**EXERCISE:** Reproduce all of the data below without alteration; exclude every picture.

**RECORDED INFORMATION:**

================

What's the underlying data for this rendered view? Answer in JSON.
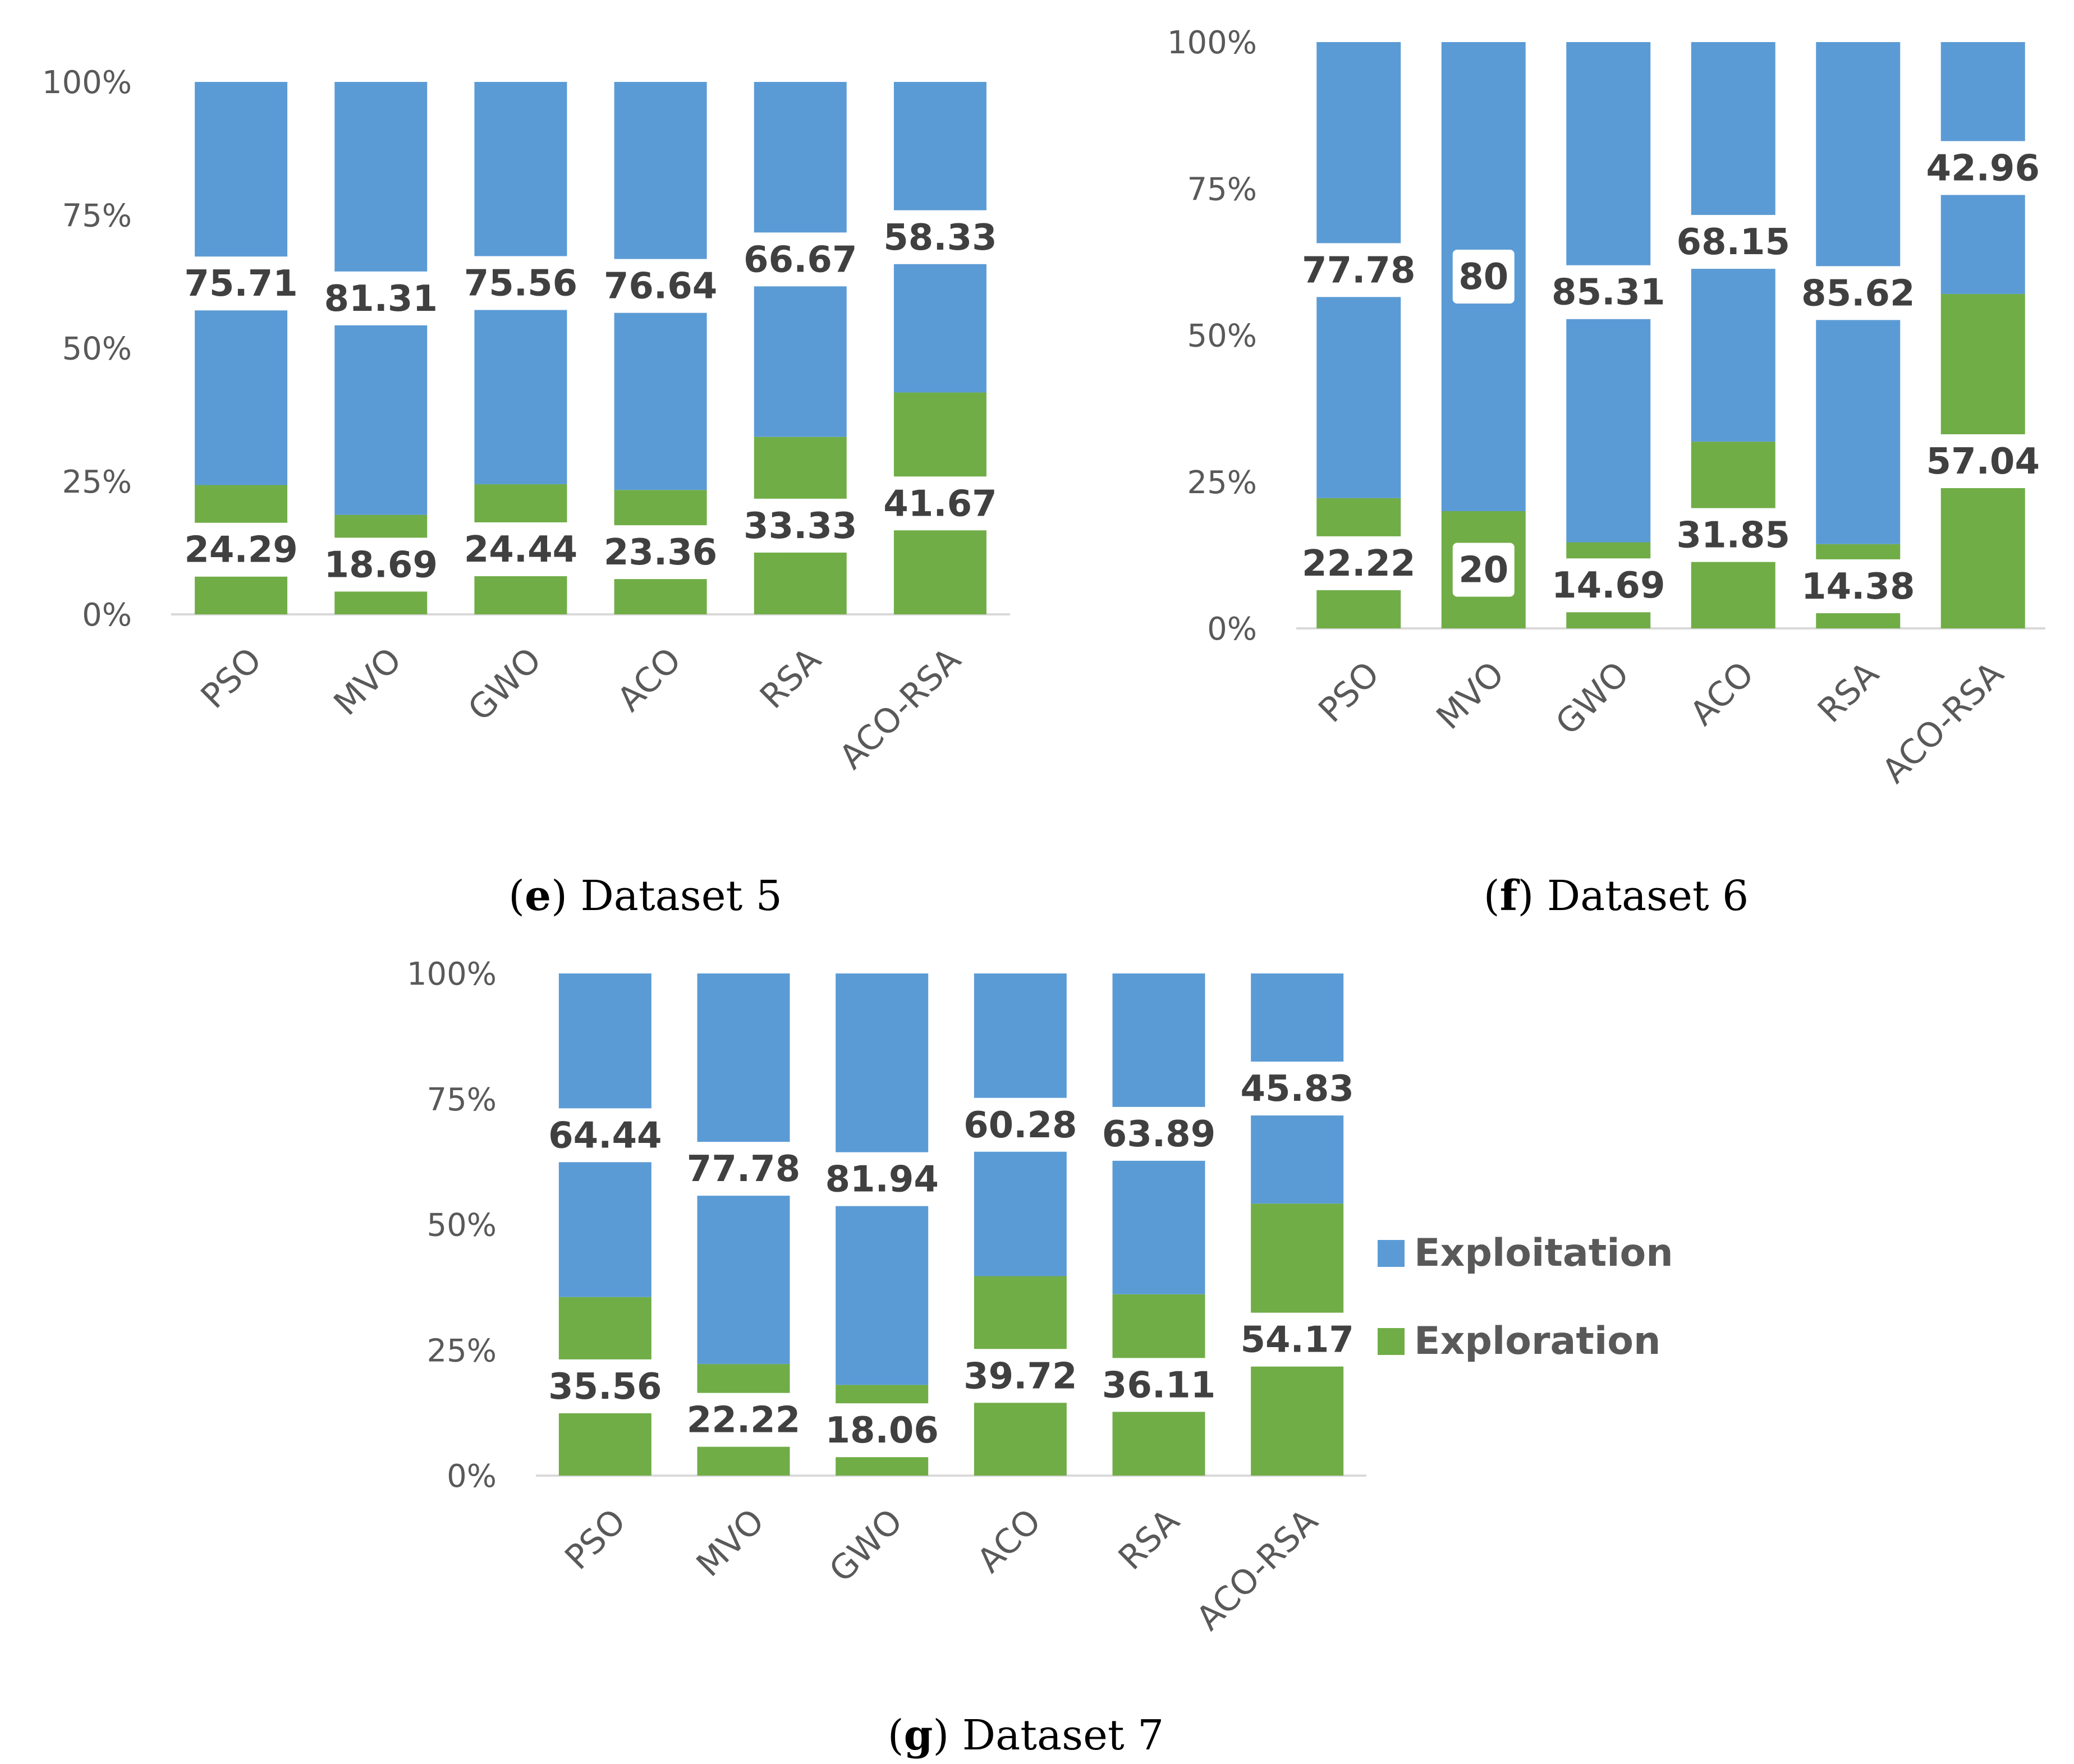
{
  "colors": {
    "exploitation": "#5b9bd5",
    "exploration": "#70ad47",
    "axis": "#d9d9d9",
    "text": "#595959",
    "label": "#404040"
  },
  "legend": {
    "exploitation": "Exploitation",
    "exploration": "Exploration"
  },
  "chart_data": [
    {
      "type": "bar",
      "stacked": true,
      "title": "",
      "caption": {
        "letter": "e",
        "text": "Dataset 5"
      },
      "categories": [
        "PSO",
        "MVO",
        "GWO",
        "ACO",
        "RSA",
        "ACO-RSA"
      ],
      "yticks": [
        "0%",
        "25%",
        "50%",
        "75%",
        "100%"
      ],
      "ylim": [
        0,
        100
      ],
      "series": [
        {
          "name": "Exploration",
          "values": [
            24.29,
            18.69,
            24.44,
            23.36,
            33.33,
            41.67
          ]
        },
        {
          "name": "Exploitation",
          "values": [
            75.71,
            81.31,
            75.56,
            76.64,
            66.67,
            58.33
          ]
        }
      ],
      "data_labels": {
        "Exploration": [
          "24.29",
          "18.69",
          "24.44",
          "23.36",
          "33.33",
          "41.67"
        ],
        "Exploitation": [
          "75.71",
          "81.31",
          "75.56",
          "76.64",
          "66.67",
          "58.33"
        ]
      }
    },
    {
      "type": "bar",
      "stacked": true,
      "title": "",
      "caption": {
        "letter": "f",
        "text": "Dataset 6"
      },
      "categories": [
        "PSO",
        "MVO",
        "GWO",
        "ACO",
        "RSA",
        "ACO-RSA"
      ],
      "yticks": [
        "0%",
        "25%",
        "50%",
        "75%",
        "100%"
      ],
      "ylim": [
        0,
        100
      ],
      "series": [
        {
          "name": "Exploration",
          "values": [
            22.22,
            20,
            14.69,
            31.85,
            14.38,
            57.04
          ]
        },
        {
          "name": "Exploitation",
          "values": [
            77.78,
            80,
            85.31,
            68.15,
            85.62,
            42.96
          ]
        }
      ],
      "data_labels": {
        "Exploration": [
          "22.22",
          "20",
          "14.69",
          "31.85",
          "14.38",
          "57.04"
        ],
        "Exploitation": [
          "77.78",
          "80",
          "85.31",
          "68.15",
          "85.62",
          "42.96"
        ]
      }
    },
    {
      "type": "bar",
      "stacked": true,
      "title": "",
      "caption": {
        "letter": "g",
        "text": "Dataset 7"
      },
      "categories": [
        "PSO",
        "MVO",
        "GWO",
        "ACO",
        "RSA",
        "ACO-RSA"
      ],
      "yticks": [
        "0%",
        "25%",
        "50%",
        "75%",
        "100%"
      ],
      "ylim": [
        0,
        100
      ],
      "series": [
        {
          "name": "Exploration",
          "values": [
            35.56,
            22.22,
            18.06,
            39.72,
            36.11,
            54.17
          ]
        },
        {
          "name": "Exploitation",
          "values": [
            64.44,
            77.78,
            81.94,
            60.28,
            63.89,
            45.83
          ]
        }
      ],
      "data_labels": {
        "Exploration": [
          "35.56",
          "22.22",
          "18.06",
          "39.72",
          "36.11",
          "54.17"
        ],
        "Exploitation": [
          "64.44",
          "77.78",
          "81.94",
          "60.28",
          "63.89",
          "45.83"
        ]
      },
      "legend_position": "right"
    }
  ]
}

================

**TASK RESULT:**
What's the underlying data for this rendered view? Answer in JSON.
{
  "colors": {
    "exploitation": "#5b9bd5",
    "exploration": "#70ad47",
    "axis": "#d9d9d9",
    "text": "#595959",
    "label": "#404040"
  },
  "legend": {
    "exploitation": "Exploitation",
    "exploration": "Exploration"
  },
  "chart_data": [
    {
      "type": "bar",
      "stacked": true,
      "title": "",
      "caption": {
        "letter": "e",
        "text": "Dataset 5"
      },
      "categories": [
        "PSO",
        "MVO",
        "GWO",
        "ACO",
        "RSA",
        "ACO-RSA"
      ],
      "yticks": [
        "0%",
        "25%",
        "50%",
        "75%",
        "100%"
      ],
      "ylim": [
        0,
        100
      ],
      "series": [
        {
          "name": "Exploration",
          "values": [
            24.29,
            18.69,
            24.44,
            23.36,
            33.33,
            41.67
          ]
        },
        {
          "name": "Exploitation",
          "values": [
            75.71,
            81.31,
            75.56,
            76.64,
            66.67,
            58.33
          ]
        }
      ],
      "data_labels": {
        "Exploration": [
          "24.29",
          "18.69",
          "24.44",
          "23.36",
          "33.33",
          "41.67"
        ],
        "Exploitation": [
          "75.71",
          "81.31",
          "75.56",
          "76.64",
          "66.67",
          "58.33"
        ]
      }
    },
    {
      "type": "bar",
      "stacked": true,
      "title": "",
      "caption": {
        "letter": "f",
        "text": "Dataset 6"
      },
      "categories": [
        "PSO",
        "MVO",
        "GWO",
        "ACO",
        "RSA",
        "ACO-RSA"
      ],
      "yticks": [
        "0%",
        "25%",
        "50%",
        "75%",
        "100%"
      ],
      "ylim": [
        0,
        100
      ],
      "series": [
        {
          "name": "Exploration",
          "values": [
            22.22,
            20,
            14.69,
            31.85,
            14.38,
            57.04
          ]
        },
        {
          "name": "Exploitation",
          "values": [
            77.78,
            80,
            85.31,
            68.15,
            85.62,
            42.96
          ]
        }
      ],
      "data_labels": {
        "Exploration": [
          "22.22",
          "20",
          "14.69",
          "31.85",
          "14.38",
          "57.04"
        ],
        "Exploitation": [
          "77.78",
          "80",
          "85.31",
          "68.15",
          "85.62",
          "42.96"
        ]
      }
    },
    {
      "type": "bar",
      "stacked": true,
      "title": "",
      "caption": {
        "letter": "g",
        "text": "Dataset 7"
      },
      "categories": [
        "PSO",
        "MVO",
        "GWO",
        "ACO",
        "RSA",
        "ACO-RSA"
      ],
      "yticks": [
        "0%",
        "25%",
        "50%",
        "75%",
        "100%"
      ],
      "ylim": [
        0,
        100
      ],
      "series": [
        {
          "name": "Exploration",
          "values": [
            35.56,
            22.22,
            18.06,
            39.72,
            36.11,
            54.17
          ]
        },
        {
          "name": "Exploitation",
          "values": [
            64.44,
            77.78,
            81.94,
            60.28,
            63.89,
            45.83
          ]
        }
      ],
      "data_labels": {
        "Exploration": [
          "35.56",
          "22.22",
          "18.06",
          "39.72",
          "36.11",
          "54.17"
        ],
        "Exploitation": [
          "64.44",
          "77.78",
          "81.94",
          "60.28",
          "63.89",
          "45.83"
        ]
      },
      "legend_position": "right"
    }
  ]
}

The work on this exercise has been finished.